## What you need to do:
What follows is a listing; restate every line of it word for word.

Stored data entries:
------------------------------------
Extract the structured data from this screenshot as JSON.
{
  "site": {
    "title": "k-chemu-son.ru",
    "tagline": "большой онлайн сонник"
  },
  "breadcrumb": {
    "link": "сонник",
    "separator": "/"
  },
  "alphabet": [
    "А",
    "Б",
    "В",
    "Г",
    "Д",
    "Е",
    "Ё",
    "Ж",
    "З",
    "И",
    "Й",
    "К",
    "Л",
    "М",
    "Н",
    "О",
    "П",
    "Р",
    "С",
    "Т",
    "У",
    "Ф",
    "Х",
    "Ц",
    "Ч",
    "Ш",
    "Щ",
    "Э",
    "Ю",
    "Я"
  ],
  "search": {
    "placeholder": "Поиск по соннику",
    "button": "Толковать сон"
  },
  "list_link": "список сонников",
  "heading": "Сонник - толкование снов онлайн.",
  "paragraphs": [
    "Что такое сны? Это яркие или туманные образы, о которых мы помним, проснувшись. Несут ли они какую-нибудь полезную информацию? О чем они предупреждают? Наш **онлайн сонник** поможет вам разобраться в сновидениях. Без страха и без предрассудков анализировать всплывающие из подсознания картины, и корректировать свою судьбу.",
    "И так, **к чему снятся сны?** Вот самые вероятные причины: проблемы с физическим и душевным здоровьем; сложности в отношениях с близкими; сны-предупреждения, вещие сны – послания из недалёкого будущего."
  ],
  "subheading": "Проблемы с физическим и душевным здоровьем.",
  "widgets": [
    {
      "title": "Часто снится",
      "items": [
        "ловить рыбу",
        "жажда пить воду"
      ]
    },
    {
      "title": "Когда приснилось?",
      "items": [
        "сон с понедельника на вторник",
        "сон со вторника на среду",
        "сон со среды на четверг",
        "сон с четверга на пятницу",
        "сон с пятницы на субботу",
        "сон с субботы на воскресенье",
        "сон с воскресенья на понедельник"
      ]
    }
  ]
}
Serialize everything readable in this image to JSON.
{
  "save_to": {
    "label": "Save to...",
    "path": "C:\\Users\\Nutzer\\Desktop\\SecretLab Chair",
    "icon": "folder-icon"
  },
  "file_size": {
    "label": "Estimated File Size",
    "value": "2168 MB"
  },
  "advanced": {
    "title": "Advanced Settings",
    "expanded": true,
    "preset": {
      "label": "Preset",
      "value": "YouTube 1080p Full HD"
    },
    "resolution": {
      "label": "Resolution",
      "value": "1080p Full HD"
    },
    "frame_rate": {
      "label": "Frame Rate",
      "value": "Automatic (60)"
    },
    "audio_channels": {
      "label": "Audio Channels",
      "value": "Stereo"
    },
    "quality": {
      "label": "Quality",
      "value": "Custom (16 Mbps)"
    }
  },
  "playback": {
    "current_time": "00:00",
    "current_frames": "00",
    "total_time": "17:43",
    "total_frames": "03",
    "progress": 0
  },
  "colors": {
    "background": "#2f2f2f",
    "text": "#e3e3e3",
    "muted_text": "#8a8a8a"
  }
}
------------------------------------
## Answer in full:
Extract the structured data from this screenshot as JSON.
{
  "site": {
    "title": "k-chemu-son.ru",
    "tagline": "большой онлайн сонник"
  },
  "breadcrumb": {
    "link": "сонник",
    "separator": "/"
  },
  "alphabet": [
    "А",
    "Б",
    "В",
    "Г",
    "Д",
    "Е",
    "Ё",
    "Ж",
    "З",
    "И",
    "Й",
    "К",
    "Л",
    "М",
    "Н",
    "О",
    "П",
    "Р",
    "С",
    "Т",
    "У",
    "Ф",
    "Х",
    "Ц",
    "Ч",
    "Ш",
    "Щ",
    "Э",
    "Ю",
    "Я"
  ],
  "search": {
    "placeholder": "Поиск по соннику",
    "button": "Толковать сон"
  },
  "list_link": "список сонников",
  "heading": "Сонник - толкование снов онлайн.",
  "paragraphs": [
    "Что такое сны? Это яркие или туманные образы, о которых мы помним, проснувшись. Несут ли они какую-нибудь полезную информацию? О чем они предупреждают? Наш **онлайн сонник** поможет вам разобраться в сновидениях. Без страха и без предрассудков анализировать всплывающие из подсознания картины, и корректировать свою судьбу.",
    "И так, **к чему снятся сны?** Вот самые вероятные причины: проблемы с физическим и душевным здоровьем; сложности в отношениях с близкими; сны-предупреждения, вещие сны – послания из недалёкого будущего."
  ],
  "subheading": "Проблемы с физическим и душевным здоровьем.",
  "widgets": [
    {
      "title": "Часто снится",
      "items": [
        "ловить рыбу",
        "жажда пить воду"
      ]
    },
    {
      "title": "Когда приснилось?",
      "items": [
        "сон с понедельника на вторник",
        "сон со вторника на среду",
        "сон со среды на четверг",
        "сон с четверга на пятницу",
        "сон с пятницы на субботу",
        "сон с субботы на воскресенье",
        "сон с воскресенья на понедельник"
      ]
    }
  ]
}
Serialize everything readable in this image to JSON.
{
  "save_to": {
    "label": "Save to...",
    "path": "C:\\Users\\Nutzer\\Desktop\\SecretLab Chair",
    "icon": "folder-icon"
  },
  "file_size": {
    "label": "Estimated File Size",
    "value": "2168 MB"
  },
  "advanced": {
    "title": "Advanced Settings",
    "expanded": true,
    "preset": {
      "label": "Preset",
      "value": "YouTube 1080p Full HD"
    },
    "resolution": {
      "label": "Resolution",
      "value": "1080p Full HD"
    },
    "frame_rate": {
      "label": "Frame Rate",
      "value": "Automatic (60)"
    },
    "audio_channels": {
      "label": "Audio Channels",
      "value": "Stereo"
    },
    "quality": {
      "label": "Quality",
      "value": "Custom (16 Mbps)"
    }
  },
  "playback": {
    "current_time": "00:00",
    "current_frames": "00",
    "total_time": "17:43",
    "total_frames": "03",
    "progress": 0
  },
  "colors": {
    "background": "#2f2f2f",
    "text": "#e3e3e3",
    "muted_text": "#8a8a8a"
  }
}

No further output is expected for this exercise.